*Текст отрывка*:
+---+
СНОВА ПРАЦЕНСКОЕ ПЛАТО, 11.30-13.00

Около 11.30 войска Сент-Илера и Вандамма, разбив 4-ю колонну союзников, остановились на Праценского плато. Что делать дальше, генералы не знали. Никаких приказов на этот счет не было. Однако их колебания продолжались недолго. Примерно в это время во главе своей свиты с эскортом из взвода гвардейских конных егерей показался Наполеон. «Вы все храбрецы!» — воскликнул он, обратившись к своим генералам. Император был явно доволен результатами боя. Однако нужно сказать, что эти результаты были, скорее всего, не совсем такие, на которые он рассчитывал накануне. На северном фланге дела шли успешно, однако медленное продвижение Бернадотта помешало достигнуть здесь быстрого и решительного успеха. С другой стороны, дела на южном крыле обстояли даже лучше, чем рассчитывал французский полководец. Легран и Фриан сумели полностью блокировать продвижение вперед главных сил союзников. Наконец, на Праценском плато, благодаря редкой отваге и мастерству, французские полки добились блистательного успеха. В этих обстоятельствах император отдает приказ Сент-Илеру и Вандамму делать захождение левым крылом вперед, чтобы окружить и разгромить колонны союзников, топтавшиеся вокруг Тельница и Сокольница.


* Пехота гвардии к этому времени была ослаблена. Около 1O часов утра по просьбе Кутузова поддержать союзников на Праценском плато великий князь послал батальон Измайловского полка, вокруг которого соберутся остатки разбитых войск. Кроме того, понесли потери батальоны, сражавшиеся в Блазовице.


Итак, главным движением этого дня стал марш корпуса Сульта левым крылом вперед (по часовой стрелке). Стоит вспомнить, что в диспозиции было черным по белому написано: «маневром дня... должен быть марш вперед по-эшелонно правым крылом вперед». Как можно еще раз видеть, план, существовавший к 8 часам вечера 1 декабря, был изменен. Входило ли это изменение в указания, данные Сульту и другим маршалам ночью и на рассвете, сказать сложно. Ясно одно — что генеральная диспозиция на день 11 фримера подобного маневра не предполагала.

В то время когда Сент-Илер и Вандамм начали свое движение, к Праценскому плато по указанию императора уже приближались части императорской гвардии. Именно в этот момент со стороны Крженовица были замечены какие-то массы войск, движущиеся к плато. Ясно, что это могли быть только русские полки. По приказу Вандамма в эту сторону была выделена часть бригады Шиннера (1-й батальон 4-го линейного и 2-й батальон 24-го легкого полков) для того, чтобы хотя бы на некоторое время задержать неприятеля.

Неизвестными войсками была русская гвардия под командованием Константина. Едва увидев справа от себя французские отряды, гвардейцы построились в боевой порядок. Тотчас преображенцы и семеновцы с криком «Ура!» бросились в штыки и опрокинули стрелков бригады Шиннера. В этот же момент в атаку двинулись конногвардейцы и лейб-гусары. На их пути оказались сомкнутые батальоны 4-го линейного и 24-го легкого полков. Едва русские гвардейцы увидели их, как тотчас же атаковали.
+---+
*Условия задания*:
Выпишите из отрывка о бое на Праценском плато все географические названия в именительном падеже.

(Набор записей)
+---+
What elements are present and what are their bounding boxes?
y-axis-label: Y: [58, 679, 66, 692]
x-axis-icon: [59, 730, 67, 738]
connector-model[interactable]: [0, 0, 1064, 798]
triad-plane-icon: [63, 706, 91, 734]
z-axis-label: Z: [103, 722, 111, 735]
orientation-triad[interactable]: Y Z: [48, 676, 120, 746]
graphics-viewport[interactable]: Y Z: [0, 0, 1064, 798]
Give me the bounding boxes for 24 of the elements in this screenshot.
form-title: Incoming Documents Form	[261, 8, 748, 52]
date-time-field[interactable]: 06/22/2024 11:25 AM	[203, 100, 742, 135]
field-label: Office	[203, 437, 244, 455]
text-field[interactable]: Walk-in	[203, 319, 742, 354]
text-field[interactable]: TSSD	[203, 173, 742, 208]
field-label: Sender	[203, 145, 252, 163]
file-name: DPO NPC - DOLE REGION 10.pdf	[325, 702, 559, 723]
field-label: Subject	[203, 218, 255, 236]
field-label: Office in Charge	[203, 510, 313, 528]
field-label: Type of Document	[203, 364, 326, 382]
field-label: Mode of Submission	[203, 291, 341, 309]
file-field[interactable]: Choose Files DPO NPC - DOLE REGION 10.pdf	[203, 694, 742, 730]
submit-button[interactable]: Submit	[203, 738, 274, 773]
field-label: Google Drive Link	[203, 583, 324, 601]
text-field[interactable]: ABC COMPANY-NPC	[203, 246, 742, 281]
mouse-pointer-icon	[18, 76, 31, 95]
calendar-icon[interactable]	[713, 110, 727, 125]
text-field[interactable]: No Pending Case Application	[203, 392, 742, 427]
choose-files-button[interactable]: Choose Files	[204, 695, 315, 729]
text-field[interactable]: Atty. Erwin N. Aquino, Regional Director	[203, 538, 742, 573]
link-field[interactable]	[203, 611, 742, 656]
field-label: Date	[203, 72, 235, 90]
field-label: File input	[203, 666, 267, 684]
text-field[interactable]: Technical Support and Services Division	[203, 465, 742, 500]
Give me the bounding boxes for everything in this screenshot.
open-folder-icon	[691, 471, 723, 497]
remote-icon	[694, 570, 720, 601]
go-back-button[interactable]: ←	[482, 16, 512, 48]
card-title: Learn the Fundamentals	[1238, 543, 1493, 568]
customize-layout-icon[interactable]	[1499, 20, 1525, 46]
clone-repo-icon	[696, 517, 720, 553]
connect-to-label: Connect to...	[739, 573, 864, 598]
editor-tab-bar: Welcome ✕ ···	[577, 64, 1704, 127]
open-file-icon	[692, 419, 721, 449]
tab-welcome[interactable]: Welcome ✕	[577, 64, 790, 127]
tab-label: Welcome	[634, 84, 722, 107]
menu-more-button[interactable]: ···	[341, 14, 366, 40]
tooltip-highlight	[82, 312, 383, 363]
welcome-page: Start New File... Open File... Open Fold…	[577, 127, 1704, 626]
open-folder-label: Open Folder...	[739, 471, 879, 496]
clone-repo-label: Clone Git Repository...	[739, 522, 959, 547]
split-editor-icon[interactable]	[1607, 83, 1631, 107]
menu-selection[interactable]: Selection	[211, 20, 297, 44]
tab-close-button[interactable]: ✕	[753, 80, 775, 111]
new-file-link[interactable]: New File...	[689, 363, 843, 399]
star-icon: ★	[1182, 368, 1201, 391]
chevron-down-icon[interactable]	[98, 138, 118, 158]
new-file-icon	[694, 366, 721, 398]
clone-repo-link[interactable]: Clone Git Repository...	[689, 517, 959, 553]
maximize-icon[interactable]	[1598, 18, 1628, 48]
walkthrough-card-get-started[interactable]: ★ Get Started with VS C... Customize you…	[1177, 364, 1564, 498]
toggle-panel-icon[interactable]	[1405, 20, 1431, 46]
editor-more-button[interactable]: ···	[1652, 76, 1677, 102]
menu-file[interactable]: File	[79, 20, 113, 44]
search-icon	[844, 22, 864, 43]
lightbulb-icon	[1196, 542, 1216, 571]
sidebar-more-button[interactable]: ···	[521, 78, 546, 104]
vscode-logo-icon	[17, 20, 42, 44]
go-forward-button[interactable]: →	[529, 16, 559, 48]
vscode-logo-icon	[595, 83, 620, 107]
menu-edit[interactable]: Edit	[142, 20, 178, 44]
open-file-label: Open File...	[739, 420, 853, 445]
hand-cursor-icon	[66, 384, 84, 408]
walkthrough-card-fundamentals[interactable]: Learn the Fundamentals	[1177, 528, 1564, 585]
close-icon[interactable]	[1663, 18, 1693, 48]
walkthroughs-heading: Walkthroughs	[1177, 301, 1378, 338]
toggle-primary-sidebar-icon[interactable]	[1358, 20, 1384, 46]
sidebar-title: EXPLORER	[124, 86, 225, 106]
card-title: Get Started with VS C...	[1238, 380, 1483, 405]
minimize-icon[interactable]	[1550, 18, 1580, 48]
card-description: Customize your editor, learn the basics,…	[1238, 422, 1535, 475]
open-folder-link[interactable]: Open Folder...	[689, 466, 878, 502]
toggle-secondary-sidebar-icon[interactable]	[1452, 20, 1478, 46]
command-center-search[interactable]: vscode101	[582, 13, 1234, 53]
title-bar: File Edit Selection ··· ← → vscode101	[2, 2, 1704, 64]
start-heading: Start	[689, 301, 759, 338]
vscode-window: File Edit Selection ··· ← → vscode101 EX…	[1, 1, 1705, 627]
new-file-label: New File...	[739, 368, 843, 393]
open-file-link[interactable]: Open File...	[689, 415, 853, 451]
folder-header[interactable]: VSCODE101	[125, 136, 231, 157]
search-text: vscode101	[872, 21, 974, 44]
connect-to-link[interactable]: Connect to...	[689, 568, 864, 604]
+---+
*Пример ответа*:
Праценское плато, Тельниц, Сокольниц, Блазовиц, Крженовиц.